Given information:
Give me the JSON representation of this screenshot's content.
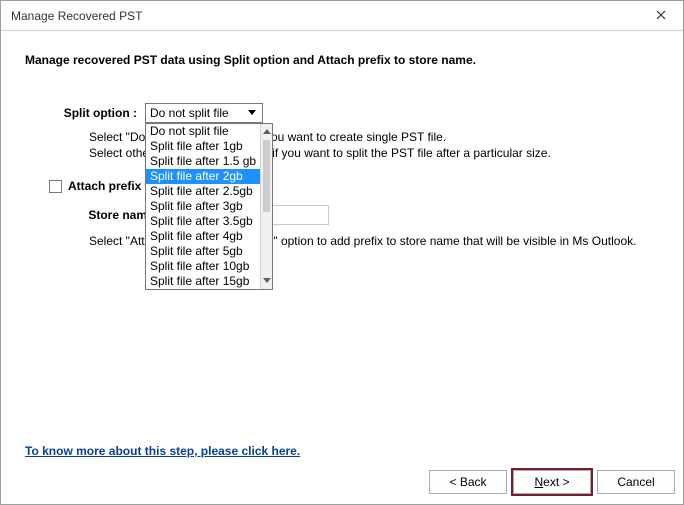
{
  "window": {
    "title": "Manage Recovered PST"
  },
  "heading": "Manage recovered PST data using Split option and Attach prefix to store name.",
  "split": {
    "label": "Split option :",
    "selected": "Do not split file",
    "options": [
      "Do not split file",
      "Split file after 1gb",
      "Split file after 1.5 gb",
      "Split file after 2gb",
      "Split file after 2.5gb",
      "Split file after 3gb",
      "Split file after 3.5gb",
      "Split file after 4gb",
      "Split file after 5gb",
      "Split file after 10gb",
      "Split file after 15gb"
    ],
    "hover_index": 3,
    "desc_line1": "Select \"Do not split file\" option, if you want to create single PST file.",
    "desc_line2": "Select other PST splitting options, if you want to split the PST file after a particular size."
  },
  "prefix": {
    "checkbox_label": "Attach prefix to store name :",
    "storename_label": "Store name :",
    "storename_value": "",
    "desc": "Select \"Attach prefix to store name\" option to add prefix to store name that will be visible in Ms Outlook."
  },
  "footer": {
    "help_link": "To know more about this step, please click here.",
    "back": "< Back",
    "next": "Next >",
    "cancel": "Cancel"
  }
}
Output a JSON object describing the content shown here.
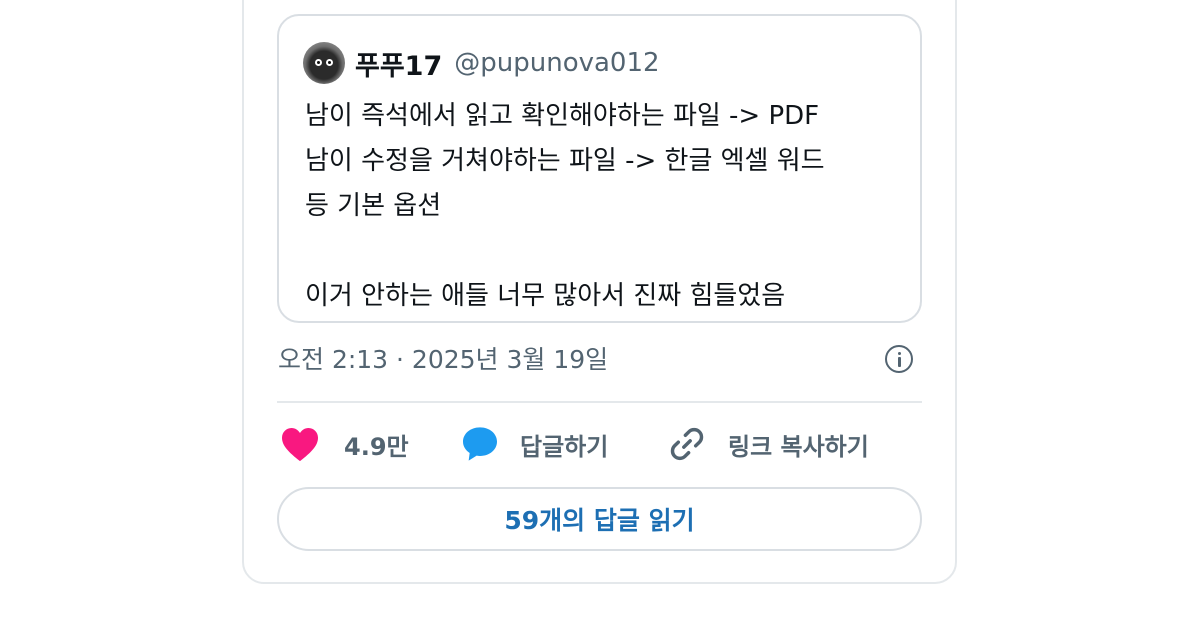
{
  "quoted_post": {
    "display_name": "푸푸17",
    "handle": "@pupunova012",
    "text": "남이 즉석에서 읽고 확인해야하는 파일 -> PDF\n남이 수정을 거쳐야하는 파일 -> 한글 엑셀 워드\n등 기본 옵션\n\n이거 안하는 애들 너무 많아서 진짜 힘들었음"
  },
  "meta": {
    "timestamp": "오전 2:13 · 2025년 3월 19일",
    "info_icon": "info-circle-icon"
  },
  "actions": {
    "like_count": "4.9만",
    "like_icon": "heart-icon",
    "like_color": "#f91880",
    "reply_label": "답글하기",
    "reply_icon": "speech-bubble-icon",
    "reply_color": "#1d9bf0",
    "copy_link_label": "링크 복사하기",
    "copy_link_icon": "link-icon"
  },
  "read_replies_button": "59개의 답글 읽기",
  "colors": {
    "accent": "#1d6fb3",
    "muted_text": "#536471",
    "border": "#e4e8eb"
  }
}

What to work on: Transcribe all entries above exactly. Drop the pictures.

Full response:
Give me the JSON representation of this screenshot's content.
{
  "window": {
    "title": "Manage Recovered PST"
  },
  "heading": "Manage recovered PST data using Split option and Attach prefix to store name.",
  "split": {
    "label": "Split option :",
    "selected": "Do not split file",
    "options": [
      "Do not split file",
      "Split file after 1gb",
      "Split file after 1.5 gb",
      "Split file after 2gb",
      "Split file after 2.5gb",
      "Split file after 3gb",
      "Split file after 3.5gb",
      "Split file after 4gb",
      "Split file after 5gb",
      "Split file after 10gb",
      "Split file after 15gb"
    ],
    "hover_index": 3,
    "desc_line1": "Select \"Do not split file\" option, if you want to create single PST file.",
    "desc_line2": "Select other PST splitting options, if you want to split the PST file after a particular size."
  },
  "prefix": {
    "checkbox_label": "Attach prefix to store name :",
    "storename_label": "Store name :",
    "storename_value": "",
    "desc": "Select \"Attach prefix to store name\" option to add prefix to store name that will be visible in Ms Outlook."
  },
  "footer": {
    "help_link": "To know more about this step, please click here.",
    "back": "< Back",
    "next": "Next >",
    "cancel": "Cancel"
  }
}
Output a JSON object describing the content shown here.
{
  "quoted_post": {
    "display_name": "푸푸17",
    "handle": "@pupunova012",
    "text": "남이 즉석에서 읽고 확인해야하는 파일 -> PDF\n남이 수정을 거쳐야하는 파일 -> 한글 엑셀 워드\n등 기본 옵션\n\n이거 안하는 애들 너무 많아서 진짜 힘들었음"
  },
  "meta": {
    "timestamp": "오전 2:13 · 2025년 3월 19일",
    "info_icon": "info-circle-icon"
  },
  "actions": {
    "like_count": "4.9만",
    "like_icon": "heart-icon",
    "like_color": "#f91880",
    "reply_label": "답글하기",
    "reply_icon": "speech-bubble-icon",
    "reply_color": "#1d9bf0",
    "copy_link_label": "링크 복사하기",
    "copy_link_icon": "link-icon"
  },
  "read_replies_button": "59개의 답글 읽기",
  "colors": {
    "accent": "#1d6fb3",
    "muted_text": "#536471",
    "border": "#e4e8eb"
  }
}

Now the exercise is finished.